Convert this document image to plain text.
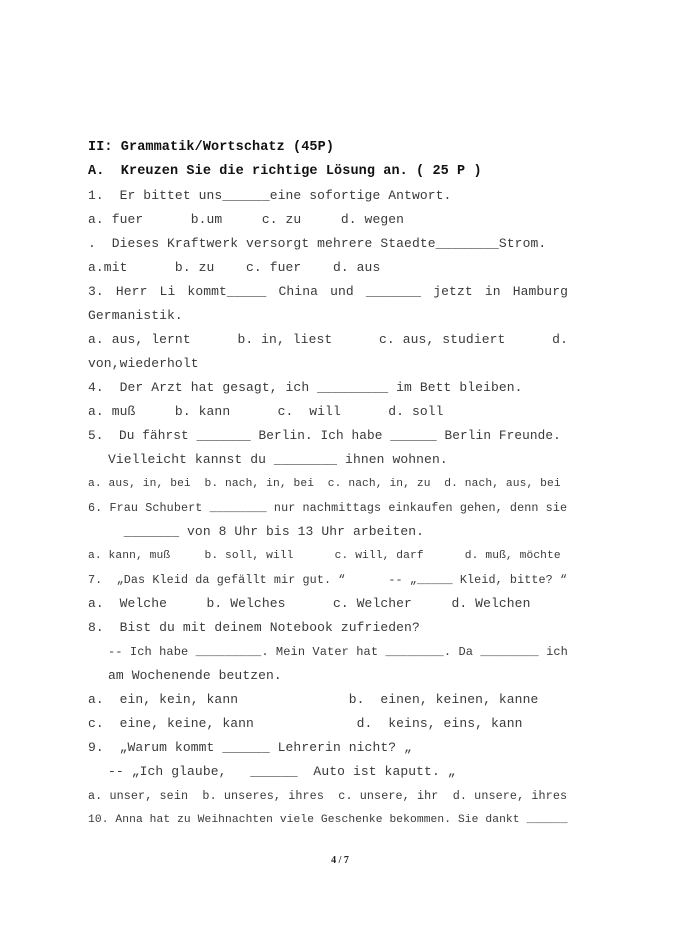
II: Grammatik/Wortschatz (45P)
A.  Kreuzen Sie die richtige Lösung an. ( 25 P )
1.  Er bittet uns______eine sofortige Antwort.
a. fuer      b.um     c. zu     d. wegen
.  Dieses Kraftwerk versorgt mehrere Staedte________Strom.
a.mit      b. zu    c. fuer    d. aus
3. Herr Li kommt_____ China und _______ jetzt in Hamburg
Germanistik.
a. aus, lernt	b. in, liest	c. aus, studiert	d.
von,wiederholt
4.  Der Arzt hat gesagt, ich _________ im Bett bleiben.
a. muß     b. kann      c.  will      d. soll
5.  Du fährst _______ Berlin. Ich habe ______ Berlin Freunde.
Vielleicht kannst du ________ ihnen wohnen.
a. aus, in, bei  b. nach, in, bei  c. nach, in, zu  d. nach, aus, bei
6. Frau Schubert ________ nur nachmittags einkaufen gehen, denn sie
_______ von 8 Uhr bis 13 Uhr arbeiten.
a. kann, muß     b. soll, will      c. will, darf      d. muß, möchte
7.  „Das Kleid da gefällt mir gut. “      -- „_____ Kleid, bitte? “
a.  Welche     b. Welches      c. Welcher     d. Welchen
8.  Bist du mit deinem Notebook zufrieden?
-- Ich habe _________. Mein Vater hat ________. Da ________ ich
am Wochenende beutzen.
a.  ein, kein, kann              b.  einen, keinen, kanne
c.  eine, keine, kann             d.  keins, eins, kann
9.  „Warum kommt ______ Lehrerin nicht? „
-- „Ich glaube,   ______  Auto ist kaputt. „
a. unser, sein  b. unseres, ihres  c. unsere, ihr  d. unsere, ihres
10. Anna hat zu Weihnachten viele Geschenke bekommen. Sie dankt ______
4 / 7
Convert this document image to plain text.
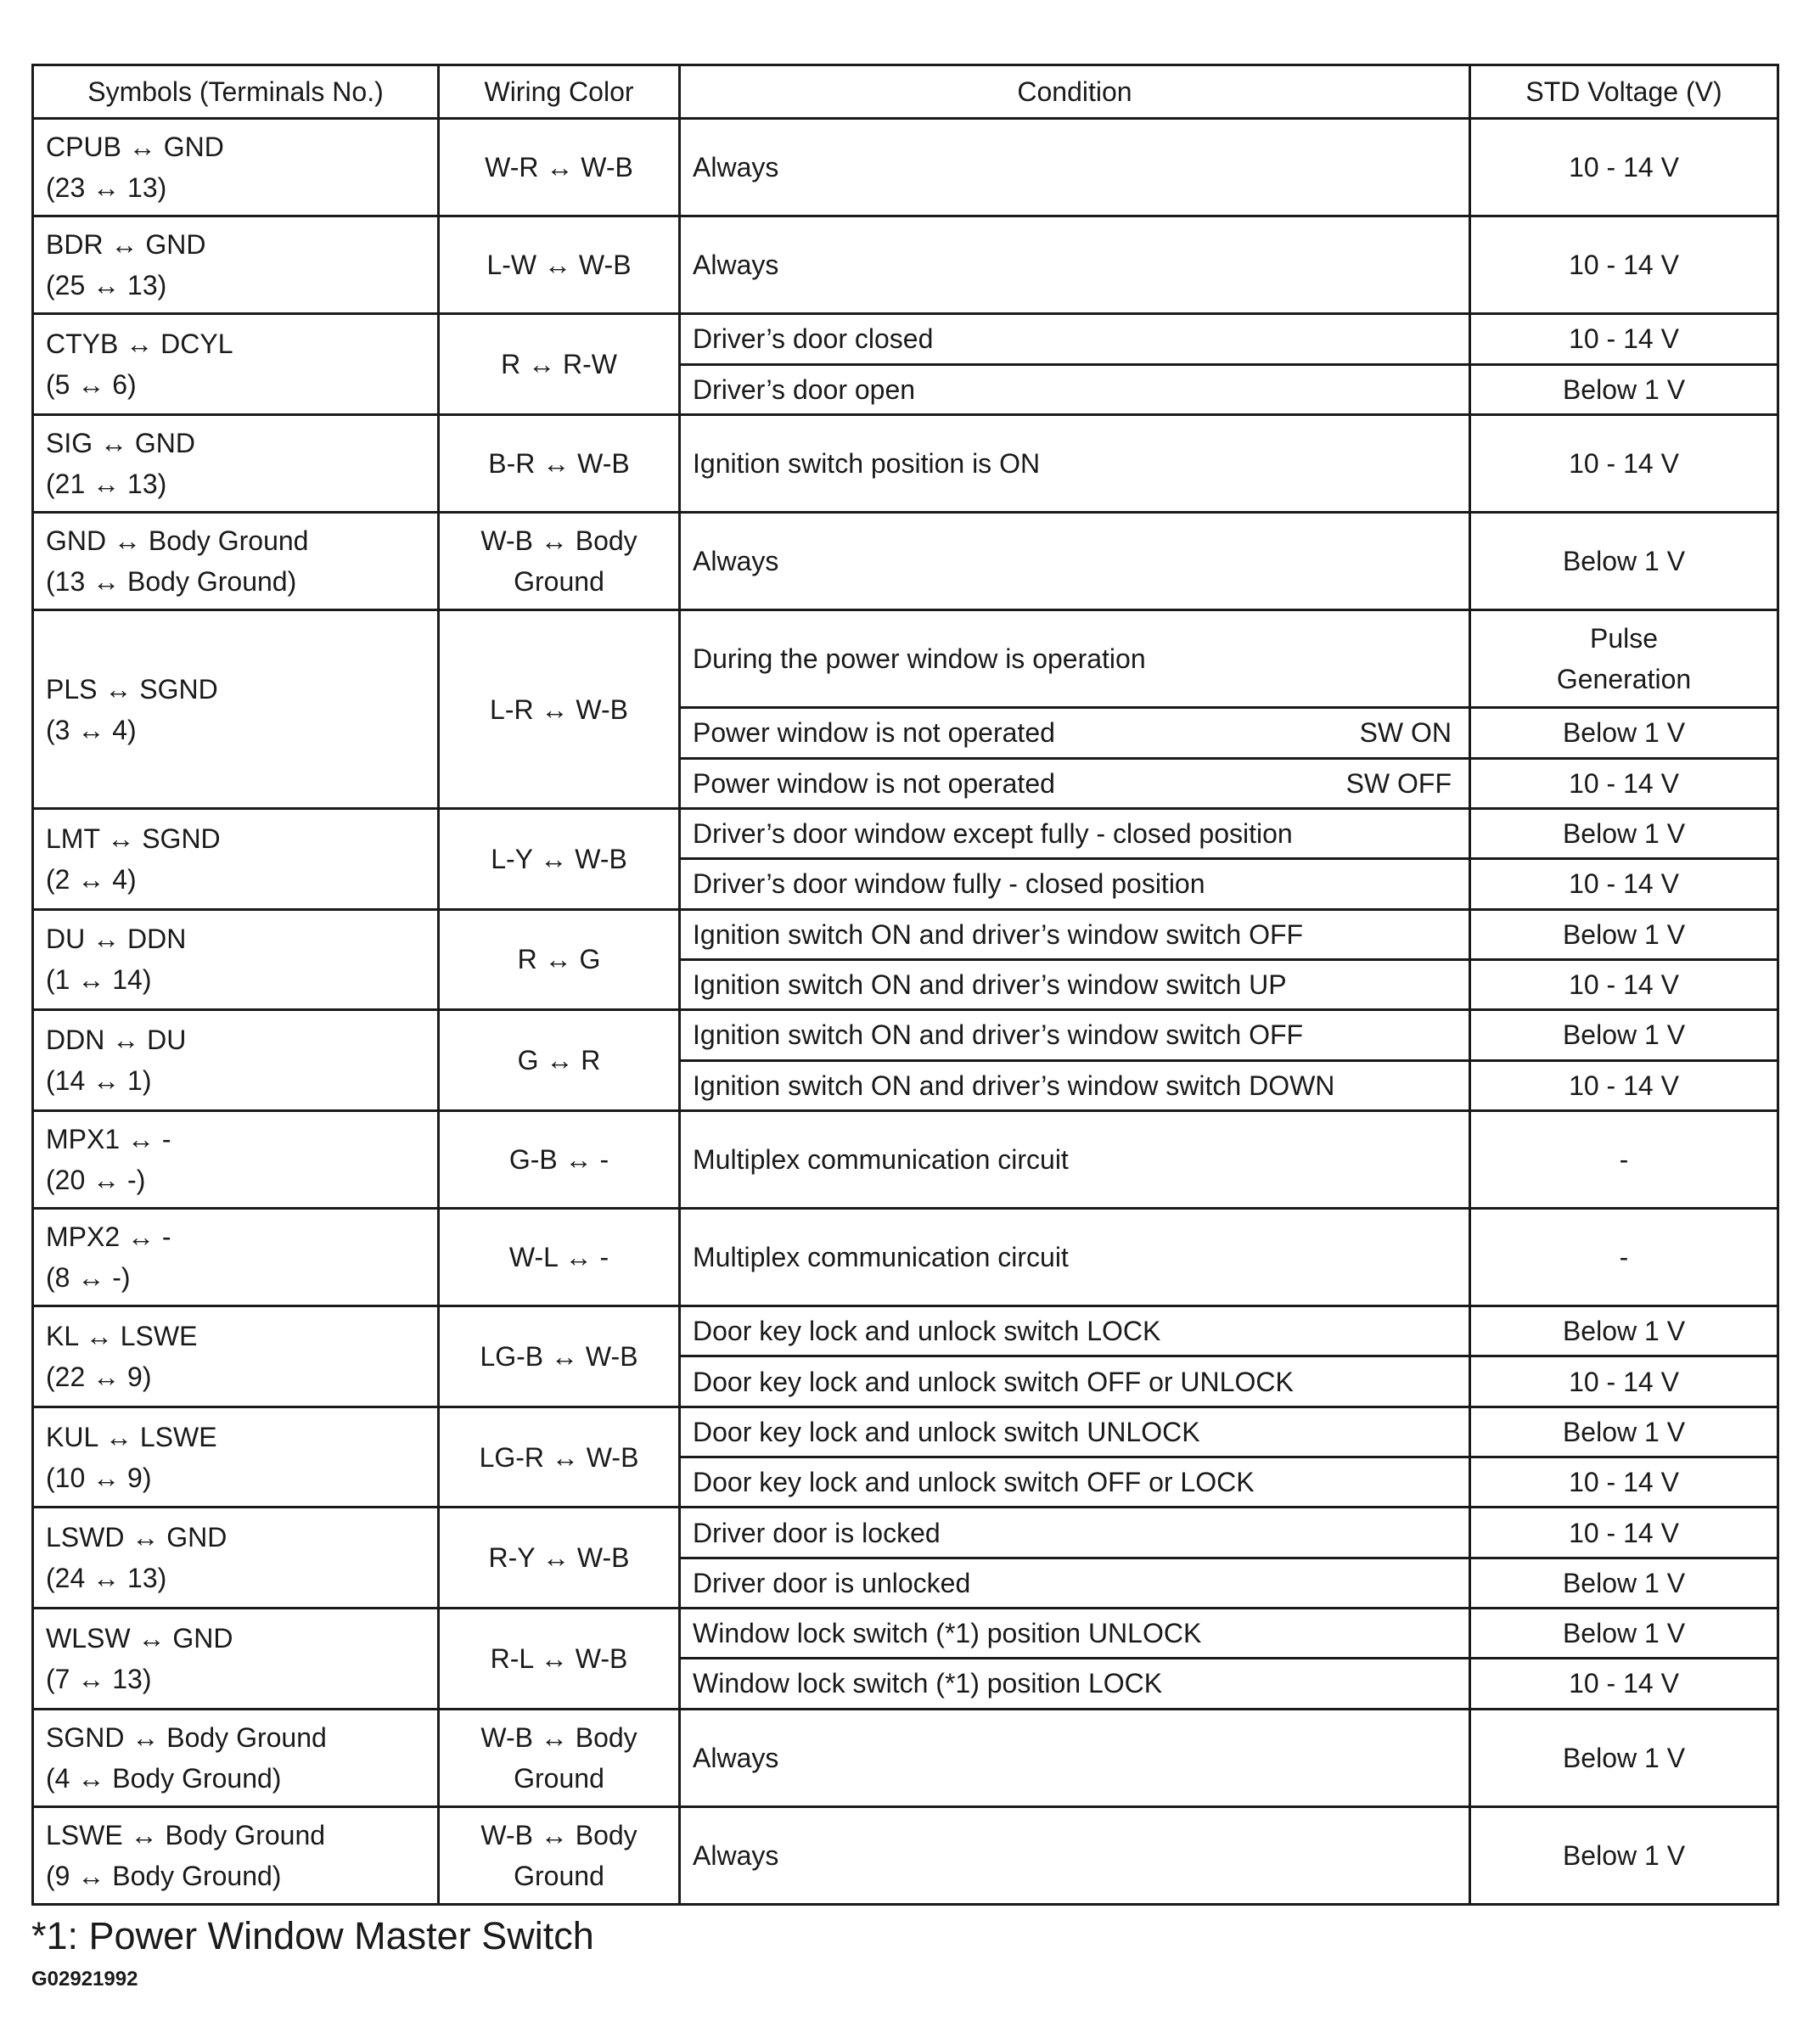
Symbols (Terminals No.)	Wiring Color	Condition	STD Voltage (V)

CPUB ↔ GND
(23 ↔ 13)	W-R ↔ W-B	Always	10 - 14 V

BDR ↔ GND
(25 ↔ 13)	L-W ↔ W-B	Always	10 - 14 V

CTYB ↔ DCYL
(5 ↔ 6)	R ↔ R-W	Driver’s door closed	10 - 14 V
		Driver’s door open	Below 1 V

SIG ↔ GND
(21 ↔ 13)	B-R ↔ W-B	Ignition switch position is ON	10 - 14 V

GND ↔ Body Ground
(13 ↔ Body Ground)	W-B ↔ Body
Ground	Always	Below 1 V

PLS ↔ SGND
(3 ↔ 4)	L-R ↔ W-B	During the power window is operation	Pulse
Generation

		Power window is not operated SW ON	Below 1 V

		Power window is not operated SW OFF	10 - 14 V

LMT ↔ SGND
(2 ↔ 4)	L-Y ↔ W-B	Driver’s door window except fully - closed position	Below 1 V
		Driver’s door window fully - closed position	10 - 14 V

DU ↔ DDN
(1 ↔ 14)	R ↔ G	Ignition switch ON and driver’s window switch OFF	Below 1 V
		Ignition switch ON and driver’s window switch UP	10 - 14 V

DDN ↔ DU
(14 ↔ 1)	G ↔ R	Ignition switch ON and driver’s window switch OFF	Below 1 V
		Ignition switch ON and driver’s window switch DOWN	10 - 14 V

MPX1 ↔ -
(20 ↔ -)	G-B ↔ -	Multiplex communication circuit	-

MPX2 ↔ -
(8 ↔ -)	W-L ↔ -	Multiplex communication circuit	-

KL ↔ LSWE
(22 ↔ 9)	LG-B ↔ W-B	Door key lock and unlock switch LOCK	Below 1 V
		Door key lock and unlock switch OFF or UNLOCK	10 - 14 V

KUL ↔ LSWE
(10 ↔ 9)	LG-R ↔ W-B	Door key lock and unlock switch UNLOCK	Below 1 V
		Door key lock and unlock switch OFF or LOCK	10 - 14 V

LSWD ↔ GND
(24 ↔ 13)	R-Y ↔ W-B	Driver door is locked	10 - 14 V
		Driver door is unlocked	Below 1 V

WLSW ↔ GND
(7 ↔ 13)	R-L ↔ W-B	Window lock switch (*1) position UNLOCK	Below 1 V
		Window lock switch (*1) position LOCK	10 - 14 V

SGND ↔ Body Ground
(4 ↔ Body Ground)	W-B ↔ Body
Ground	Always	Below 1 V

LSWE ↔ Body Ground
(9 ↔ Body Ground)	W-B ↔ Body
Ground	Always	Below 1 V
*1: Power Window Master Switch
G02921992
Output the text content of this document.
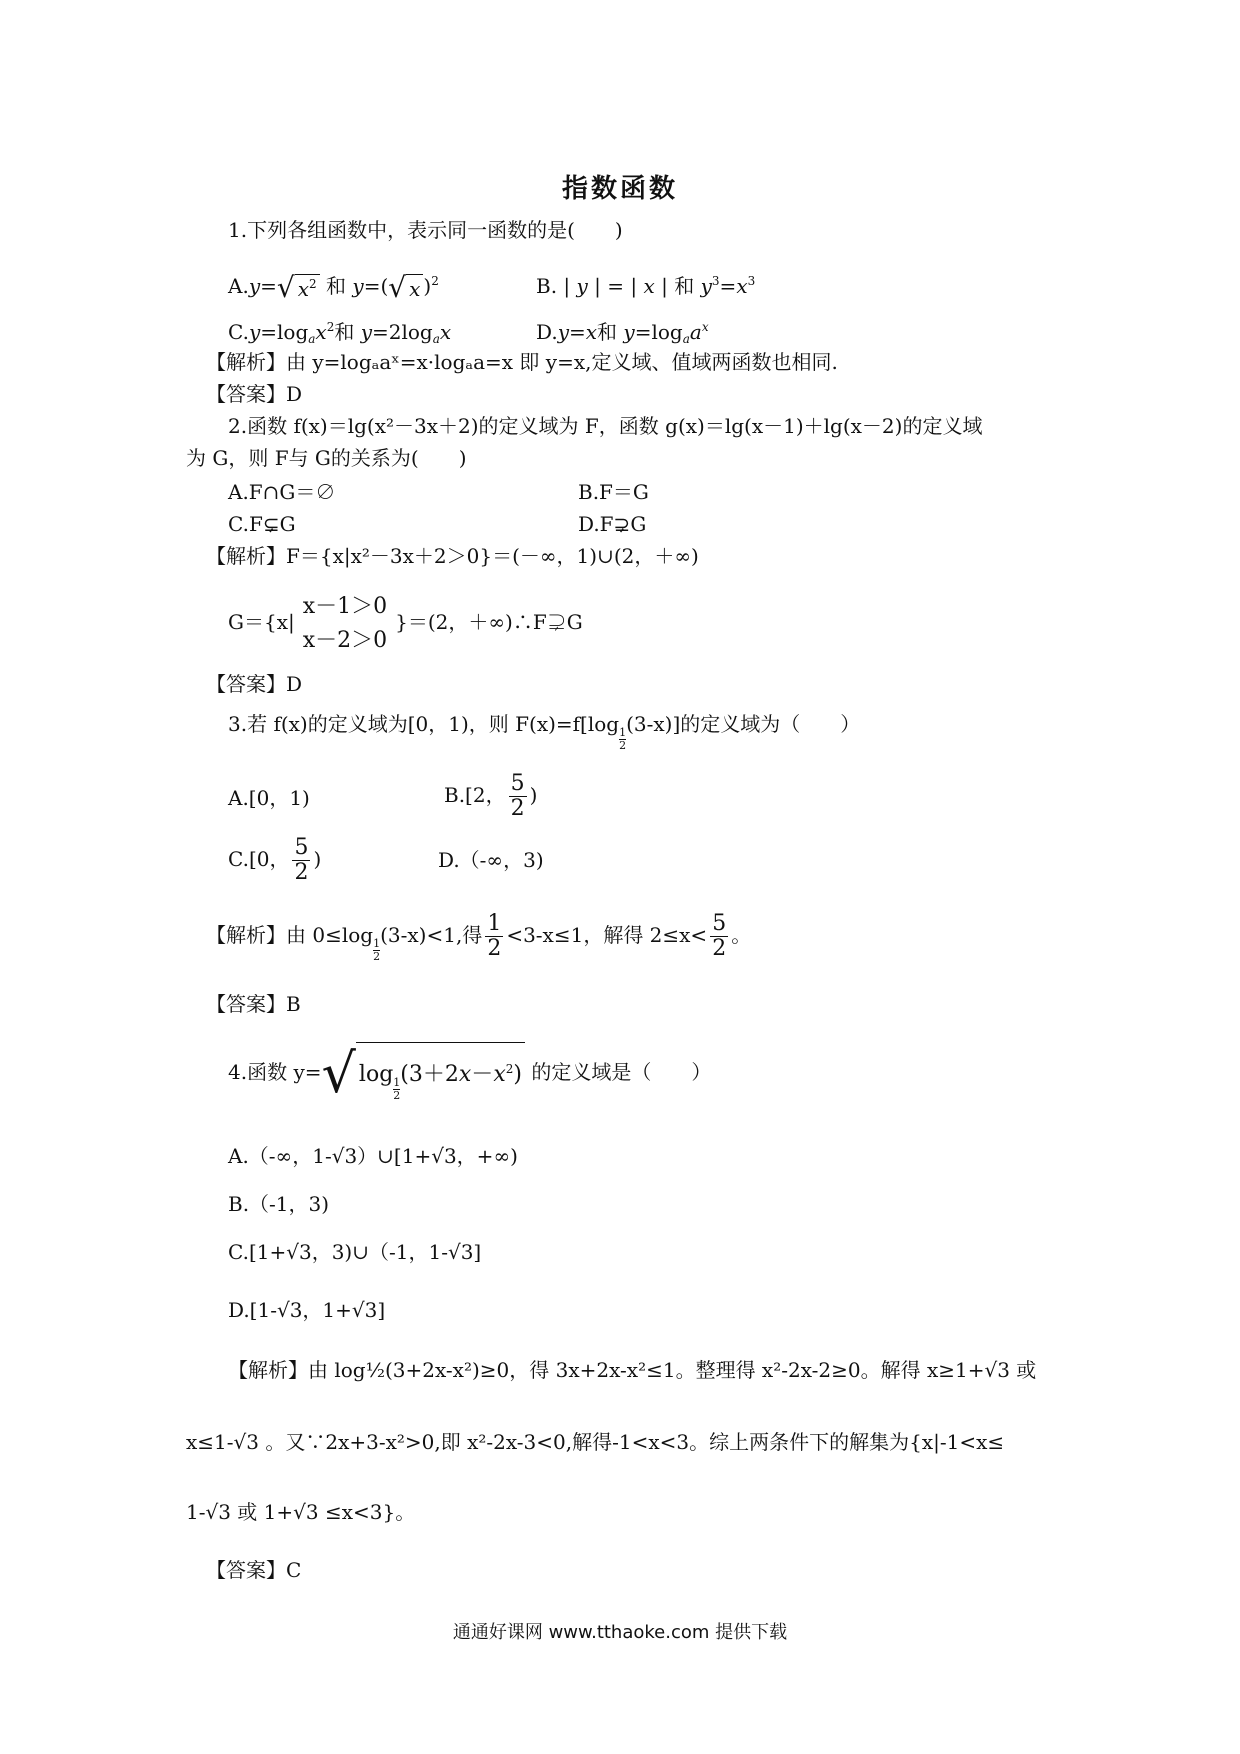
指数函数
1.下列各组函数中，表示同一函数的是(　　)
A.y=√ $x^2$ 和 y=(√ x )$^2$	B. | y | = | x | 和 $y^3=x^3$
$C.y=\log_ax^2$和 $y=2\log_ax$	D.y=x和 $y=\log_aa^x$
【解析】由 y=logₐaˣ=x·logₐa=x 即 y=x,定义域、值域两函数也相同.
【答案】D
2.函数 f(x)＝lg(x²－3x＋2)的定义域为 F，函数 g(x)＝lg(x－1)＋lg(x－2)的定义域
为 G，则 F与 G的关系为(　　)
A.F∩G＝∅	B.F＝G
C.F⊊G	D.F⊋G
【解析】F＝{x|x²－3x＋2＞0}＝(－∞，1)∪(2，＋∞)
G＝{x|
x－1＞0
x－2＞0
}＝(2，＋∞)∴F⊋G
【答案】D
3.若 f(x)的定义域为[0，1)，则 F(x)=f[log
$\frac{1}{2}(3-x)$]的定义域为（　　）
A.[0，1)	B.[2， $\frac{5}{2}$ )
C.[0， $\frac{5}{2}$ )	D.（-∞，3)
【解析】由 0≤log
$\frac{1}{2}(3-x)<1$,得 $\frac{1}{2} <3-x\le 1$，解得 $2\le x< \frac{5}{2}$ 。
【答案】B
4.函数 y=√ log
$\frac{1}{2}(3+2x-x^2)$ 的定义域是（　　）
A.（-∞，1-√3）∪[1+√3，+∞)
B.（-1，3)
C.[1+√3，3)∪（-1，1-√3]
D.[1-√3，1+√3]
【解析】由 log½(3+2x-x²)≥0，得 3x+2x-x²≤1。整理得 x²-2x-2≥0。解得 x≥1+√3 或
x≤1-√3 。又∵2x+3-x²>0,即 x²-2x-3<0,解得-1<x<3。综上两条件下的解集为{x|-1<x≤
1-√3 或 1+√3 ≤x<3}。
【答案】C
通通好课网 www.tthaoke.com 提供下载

**TASK TO COMPLETE:**
Omit the pictures, and please restate word for word the lines running from the line with "Output the text content of this document." to the end of the entries.

**TASK SOLUTION:**
Output the text content of this document.
指数函数
1.下列各组函数中，表示同一函数的是(　　)
A.y=√ $x^2$ 和 y=(√ x )$^2$	B. | y | = | x | 和 $y^3=x^3$
$C.y=\log_ax^2$和 $y=2\log_ax$	D.y=x和 $y=\log_aa^x$
【解析】由 y=logₐaˣ=x·logₐa=x 即 y=x,定义域、值域两函数也相同.
【答案】D
2.函数 f(x)＝lg(x²－3x＋2)的定义域为 F，函数 g(x)＝lg(x－1)＋lg(x－2)的定义域
为 G，则 F与 G的关系为(　　)
A.F∩G＝∅	B.F＝G
C.F⊊G	D.F⊋G
【解析】F＝{x|x²－3x＋2＞0}＝(－∞，1)∪(2，＋∞)
G＝{x|
x－1＞0
x－2＞0
}＝(2，＋∞)∴F⊋G
【答案】D
3.若 f(x)的定义域为[0，1)，则 F(x)=f[log
$\frac{1}{2}(3-x)$]的定义域为（　　）
A.[0，1)	B.[2， $\frac{5}{2}$ )
C.[0， $\frac{5}{2}$ )	D.（-∞，3)
【解析】由 0≤log
$\frac{1}{2}(3-x)<1$,得 $\frac{1}{2} <3-x\le 1$，解得 $2\le x< \frac{5}{2}$ 。
【答案】B
4.函数 y=√ log
$\frac{1}{2}(3+2x-x^2)$ 的定义域是（　　）
A.（-∞，1-√3）∪[1+√3，+∞)
B.（-1，3)
C.[1+√3，3)∪（-1，1-√3]
D.[1-√3，1+√3]
【解析】由 log½(3+2x-x²)≥0，得 3x+2x-x²≤1。整理得 x²-2x-2≥0。解得 x≥1+√3 或
x≤1-√3 。又∵2x+3-x²>0,即 x²-2x-3<0,解得-1<x<3。综上两条件下的解集为{x|-1<x≤
1-√3 或 1+√3 ≤x<3}。
【答案】C
通通好课网 www.tthaoke.com 提供下载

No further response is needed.